• _Extracted text_:

Through Algerian mediation, Iran and Iraq agreed in March 1975
to normalize their relations, and three months later they signed
a treaty known as the Algiers Accord. The document defined the common
border all along the Shatt estuary as the thalweg. To compensate
Iraq for the loss of what formerly had been regarded as its territory,
pockets of territory along the mountain border in the central sector
of its common boundary with Iran were assigned to it. Nonetheless,
in September 1980 Iraq went to war with Iran, citing among other
complaints the fact that Iran had not turned over to it the land
specified in the Algiers Accord. This problem has subsequently proved
to be a stumbling block to a negotiated settlement of the ongoing
conflict.
In 1988 the boundary with Kuwait was another outstanding problem.

• _Task goal_: In the passage on the Algiers Accord, what did the treaty set as the common border along the Shatt estuary?

• _Raw records_:

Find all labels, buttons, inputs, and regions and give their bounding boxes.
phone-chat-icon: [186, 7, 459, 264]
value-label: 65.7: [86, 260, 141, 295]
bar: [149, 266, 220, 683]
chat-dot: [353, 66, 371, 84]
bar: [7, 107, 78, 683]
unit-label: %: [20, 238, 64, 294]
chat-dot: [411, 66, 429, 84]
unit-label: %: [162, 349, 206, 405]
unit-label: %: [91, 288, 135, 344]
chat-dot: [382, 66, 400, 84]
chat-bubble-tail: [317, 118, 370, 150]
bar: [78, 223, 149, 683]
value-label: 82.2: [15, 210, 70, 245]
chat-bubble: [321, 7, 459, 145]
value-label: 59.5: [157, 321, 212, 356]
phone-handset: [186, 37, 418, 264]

• _Reply_: The thalweg.